*DIRECTION*
Find each line containing the string "Dihydromorphine" and return it.

[MATERIALS PROVIDED start]

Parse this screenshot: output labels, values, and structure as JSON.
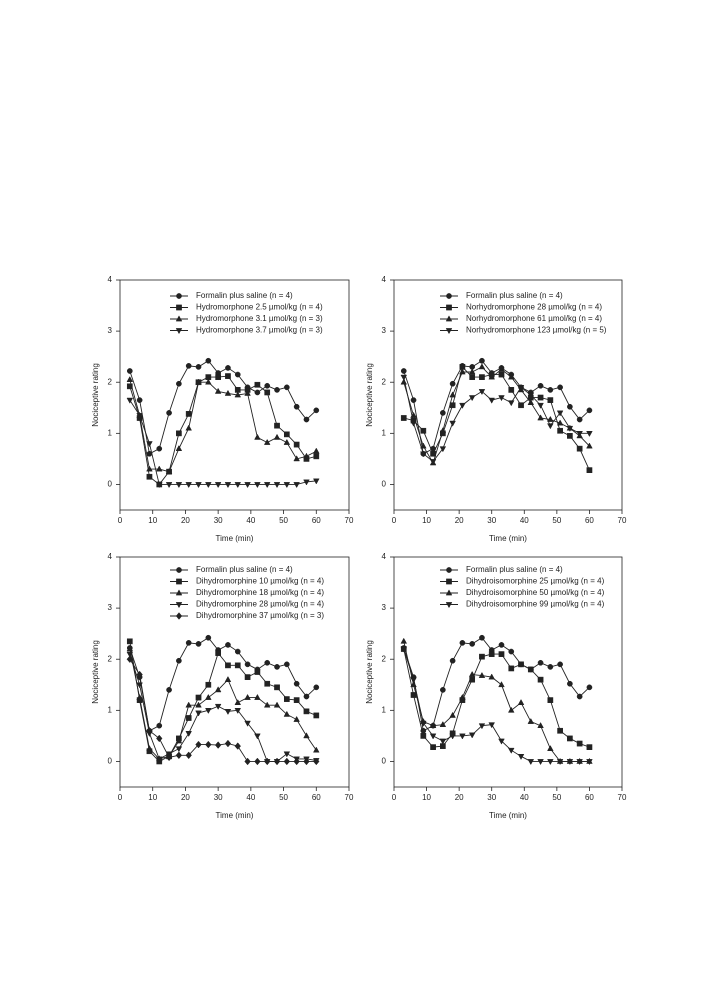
{
  "chart_data": [
    {
      "type": "line",
      "x_label": "Time (min)",
      "y_label": "Nociceptive rating",
      "x": [
        3,
        6,
        9,
        12,
        15,
        18,
        21,
        24,
        27,
        30,
        33,
        36,
        39,
        42,
        45,
        48,
        51,
        54,
        57,
        60
      ],
      "xlim": [
        0,
        70
      ],
      "xticks": [
        0,
        10,
        20,
        30,
        40,
        50,
        60,
        70
      ],
      "ylim": [
        -0.5,
        4
      ],
      "yticks": [
        0,
        1,
        2,
        3,
        4
      ],
      "series": [
        {
          "name": "Formalin plus saline (n = 4)",
          "color": "#222222",
          "marker": "circle",
          "values": [
            2.22,
            1.65,
            0.6,
            0.7,
            1.4,
            1.97,
            2.32,
            2.3,
            2.42,
            2.18,
            2.28,
            2.15,
            1.9,
            1.8,
            1.93,
            1.85,
            1.9,
            1.52,
            1.27,
            1.45
          ]
        },
        {
          "name": "Hydromorphone 2.5 µmol/kg (n = 4)",
          "color": "#222222",
          "marker": "square",
          "values": [
            1.92,
            1.3,
            0.15,
            0,
            0.25,
            1.0,
            1.38,
            2.0,
            2.1,
            2.1,
            2.12,
            1.85,
            1.85,
            1.95,
            1.8,
            1.15,
            0.98,
            0.78,
            0.5,
            0.55
          ]
        },
        {
          "name": "Hydromorphone 3.1 µmol/kg (n = 3)",
          "color": "#222222",
          "marker": "triangle-up",
          "values": [
            2.05,
            1.35,
            0.3,
            0.3,
            0.25,
            0.7,
            1.1,
            2.0,
            2.0,
            1.82,
            1.78,
            1.75,
            1.78,
            0.92,
            0.82,
            0.92,
            0.82,
            0.5,
            0.55,
            0.65
          ]
        },
        {
          "name": "Hydromorphone 3.7 µmol/kg (n = 3)",
          "color": "#222222",
          "marker": "triangle-down",
          "values": [
            1.65,
            1.35,
            0.8,
            0,
            0,
            0,
            0,
            0,
            0,
            0,
            0,
            0,
            0,
            0,
            0,
            0,
            0,
            0,
            0.05,
            0.07
          ]
        }
      ]
    },
    {
      "type": "line",
      "x_label": "Time (min)",
      "y_label": "Nociceptive rating",
      "x": [
        3,
        6,
        9,
        12,
        15,
        18,
        21,
        24,
        27,
        30,
        33,
        36,
        39,
        42,
        45,
        48,
        51,
        54,
        57,
        60
      ],
      "xlim": [
        0,
        70
      ],
      "xticks": [
        0,
        10,
        20,
        30,
        40,
        50,
        60,
        70
      ],
      "ylim": [
        -0.5,
        4
      ],
      "yticks": [
        0,
        1,
        2,
        3,
        4
      ],
      "series": [
        {
          "name": "Formalin plus saline (n = 4)",
          "color": "#222222",
          "marker": "circle",
          "values": [
            2.22,
            1.65,
            0.6,
            0.7,
            1.4,
            1.97,
            2.32,
            2.3,
            2.42,
            2.18,
            2.28,
            2.15,
            1.9,
            1.8,
            1.93,
            1.85,
            1.9,
            1.52,
            1.27,
            1.45
          ]
        },
        {
          "name": "Norhydromorphone 28 µmol/kg (n = 4)",
          "color": "#222222",
          "marker": "square",
          "values": [
            1.3,
            1.25,
            1.05,
            0.6,
            1.0,
            1.55,
            2.3,
            2.1,
            2.1,
            2.15,
            2.15,
            1.85,
            1.55,
            1.7,
            1.7,
            1.65,
            1.05,
            0.95,
            0.7,
            0.28
          ]
        },
        {
          "name": "Norhydromorphone 61 µmol/kg (n = 4)",
          "color": "#222222",
          "marker": "triangle-up",
          "values": [
            2.0,
            1.35,
            0.75,
            0.42,
            1.05,
            1.75,
            2.2,
            2.2,
            2.3,
            2.1,
            2.25,
            2.1,
            1.85,
            1.6,
            1.3,
            1.27,
            1.2,
            1.1,
            0.95,
            0.75
          ]
        },
        {
          "name": "Norhydromorphone 123 µmol/kg (n = 5)",
          "color": "#222222",
          "marker": "triangle-down",
          "values": [
            2.1,
            1.2,
            0.6,
            0.45,
            0.7,
            1.2,
            1.55,
            1.7,
            1.82,
            1.65,
            1.7,
            1.6,
            1.9,
            1.75,
            1.55,
            1.15,
            1.4,
            1.1,
            1.0,
            1.0
          ]
        }
      ]
    },
    {
      "type": "line",
      "x_label": "Time (min)",
      "y_label": "Nociceptive rating",
      "x": [
        3,
        6,
        9,
        12,
        15,
        18,
        21,
        24,
        27,
        30,
        33,
        36,
        39,
        42,
        45,
        48,
        51,
        54,
        57,
        60
      ],
      "xlim": [
        0,
        70
      ],
      "xticks": [
        0,
        10,
        20,
        30,
        40,
        50,
        60,
        70
      ],
      "ylim": [
        -0.5,
        4
      ],
      "yticks": [
        0,
        1,
        2,
        3,
        4
      ],
      "series": [
        {
          "name": "Formalin plus saline (n = 4)",
          "color": "#222222",
          "marker": "circle",
          "values": [
            2.22,
            1.65,
            0.6,
            0.7,
            1.4,
            1.97,
            2.32,
            2.3,
            2.42,
            2.18,
            2.28,
            2.15,
            1.9,
            1.8,
            1.93,
            1.85,
            1.9,
            1.52,
            1.27,
            1.45
          ]
        },
        {
          "name": "Dihydromorphine 10 µmol/kg (n = 4)",
          "color": "#222222",
          "marker": "square",
          "values": [
            2.35,
            1.2,
            0.2,
            0,
            0.1,
            0.45,
            0.85,
            1.25,
            1.5,
            2.12,
            1.88,
            1.88,
            1.65,
            1.75,
            1.52,
            1.45,
            1.22,
            1.2,
            0.98,
            0.9
          ]
        },
        {
          "name": "Dihydromorphine 18 µmol/kg (n = 4)",
          "color": "#222222",
          "marker": "triangle-up",
          "values": [
            2.2,
            1.25,
            0.25,
            0.05,
            0.1,
            0.4,
            1.1,
            1.1,
            1.25,
            1.4,
            1.6,
            1.15,
            1.25,
            1.25,
            1.1,
            1.1,
            0.92,
            0.82,
            0.5,
            0.22
          ]
        },
        {
          "name": "Dihydromorphine 28 µmol/kg (n = 4)",
          "color": "#222222",
          "marker": "triangle-down",
          "values": [
            2.1,
            1.5,
            0.55,
            0.05,
            0.15,
            0.25,
            0.55,
            0.95,
            1.0,
            1.08,
            0.98,
            1.0,
            0.75,
            0.5,
            0,
            0,
            0.15,
            0.05,
            0.05,
            0.02
          ]
        },
        {
          "name": "Dihydromorphine 37 µmol/kg (n = 3)",
          "color": "#222222",
          "marker": "diamond",
          "values": [
            2.0,
            1.7,
            0.6,
            0.45,
            0.08,
            0.12,
            0.12,
            0.33,
            0.33,
            0.32,
            0.35,
            0.3,
            0,
            0,
            0,
            0,
            0,
            0,
            0,
            0
          ]
        }
      ]
    },
    {
      "type": "line",
      "x_label": "Time (min)",
      "y_label": "Nociceptive rating",
      "x": [
        3,
        6,
        9,
        12,
        15,
        18,
        21,
        24,
        27,
        30,
        33,
        36,
        39,
        42,
        45,
        48,
        51,
        54,
        57,
        60
      ],
      "xlim": [
        0,
        70
      ],
      "xticks": [
        0,
        10,
        20,
        30,
        40,
        50,
        60,
        70
      ],
      "ylim": [
        -0.5,
        4
      ],
      "yticks": [
        0,
        1,
        2,
        3,
        4
      ],
      "series": [
        {
          "name": "Formalin plus saline (n = 4)",
          "color": "#222222",
          "marker": "circle",
          "values": [
            2.22,
            1.65,
            0.6,
            0.7,
            1.4,
            1.97,
            2.32,
            2.3,
            2.42,
            2.18,
            2.28,
            2.15,
            1.9,
            1.8,
            1.93,
            1.85,
            1.9,
            1.52,
            1.27,
            1.45
          ]
        },
        {
          "name": "Dihydroisomorphine 25 µmol/kg (n = 4)",
          "color": "#222222",
          "marker": "square",
          "values": [
            2.2,
            1.3,
            0.5,
            0.28,
            0.3,
            0.55,
            1.2,
            1.6,
            2.05,
            2.1,
            2.1,
            1.82,
            1.9,
            1.8,
            1.6,
            1.2,
            0.6,
            0.45,
            0.35,
            0.28
          ]
        },
        {
          "name": "Dihydroisomorphine 50 µmol/kg (n = 4)",
          "color": "#222222",
          "marker": "triangle-up",
          "values": [
            2.35,
            1.5,
            0.78,
            0.7,
            0.72,
            0.9,
            1.25,
            1.7,
            1.68,
            1.65,
            1.5,
            1.0,
            1.15,
            0.78,
            0.7,
            0.25,
            0,
            0,
            0,
            0
          ]
        },
        {
          "name": "Dihydroisomorphine 99 µmol/kg (n = 4)",
          "color": "#222222",
          "marker": "triangle-down",
          "values": [
            2.2,
            1.6,
            0.75,
            0.5,
            0.4,
            0.5,
            0.5,
            0.52,
            0.7,
            0.72,
            0.4,
            0.22,
            0.1,
            0,
            0,
            0,
            0,
            0,
            0,
            0
          ]
        }
      ]
    }
  ]
}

[MATERIALS PROVIDED end]

*WRITTEN ANSWER*
          "name": "Dihydromorphine 10 µmol/kg (n = 4)",
          "name": "Dihydromorphine 18 µmol/kg (n = 4)",
          "name": "Dihydromorphine 28 µmol/kg (n = 4)",
          "name": "Dihydromorphine 37 µmol/kg (n = 3)",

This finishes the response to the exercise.